Every line with the word "heading" in it should be extracted from the data that follows.

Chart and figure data
========================================
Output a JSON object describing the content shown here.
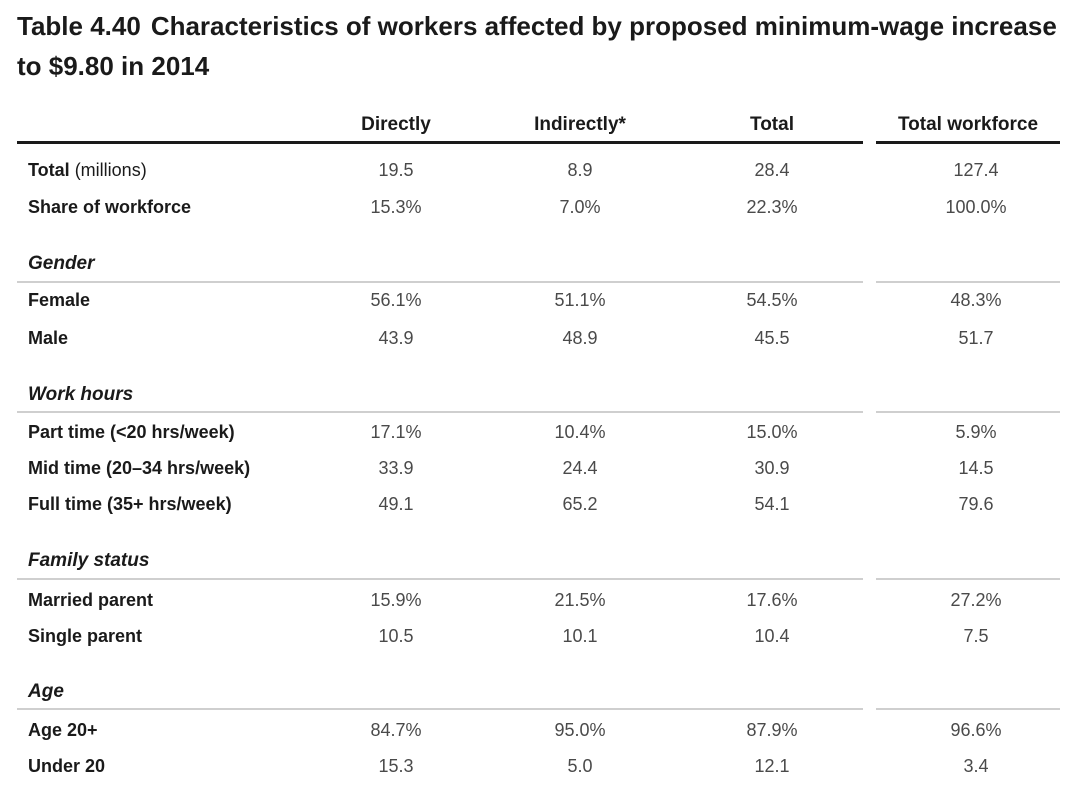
{
  "title": {
    "number": "Table 4.40",
    "text": "Characteristics of workers affected by proposed minimum-wage increase to $9.80 in 2014"
  },
  "columns": [
    "Directly",
    "Indirectly*",
    "Total",
    "Total workforce"
  ],
  "top_rows": [
    {
      "label": "Total",
      "unit": "(millions)",
      "values": [
        "19.5",
        "8.9",
        "28.4",
        "127.4"
      ]
    },
    {
      "label": "Share of workforce",
      "unit": "",
      "values": [
        "15.3%",
        "7.0%",
        "22.3%",
        "100.0%"
      ]
    }
  ],
  "sections": [
    {
      "heading": "Gender",
      "rows": [
        {
          "label": "Female",
          "values": [
            "56.1%",
            "51.1%",
            "54.5%",
            "48.3%"
          ]
        },
        {
          "label": "Male",
          "values": [
            "43.9",
            "48.9",
            "45.5",
            "51.7"
          ]
        }
      ]
    },
    {
      "heading": "Work hours",
      "rows": [
        {
          "label": "Part time (<20 hrs/week)",
          "values": [
            "17.1%",
            "10.4%",
            "15.0%",
            "5.9%"
          ]
        },
        {
          "label": "Mid time (20–34 hrs/week)",
          "values": [
            "33.9",
            "24.4",
            "30.9",
            "14.5"
          ]
        },
        {
          "label": "Full time (35+ hrs/week)",
          "values": [
            "49.1",
            "65.2",
            "54.1",
            "79.6"
          ]
        }
      ]
    },
    {
      "heading": "Family status",
      "rows": [
        {
          "label": "Married parent",
          "values": [
            "15.9%",
            "21.5%",
            "17.6%",
            "27.2%"
          ]
        },
        {
          "label": "Single parent",
          "values": [
            "10.5",
            "10.1",
            "10.4",
            "7.5"
          ]
        }
      ]
    },
    {
      "heading": "Age",
      "rows": [
        {
          "label": "Age 20+",
          "values": [
            "84.7%",
            "95.0%",
            "87.9%",
            "96.6%"
          ]
        },
        {
          "label": "Under 20",
          "values": [
            "15.3",
            "5.0",
            "12.1",
            "3.4"
          ]
        }
      ]
    }
  ]
}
========================================
Correct answer
      "heading": "Gender",
      "heading": "Work hours",
      "heading": "Family status",
      "heading": "Age",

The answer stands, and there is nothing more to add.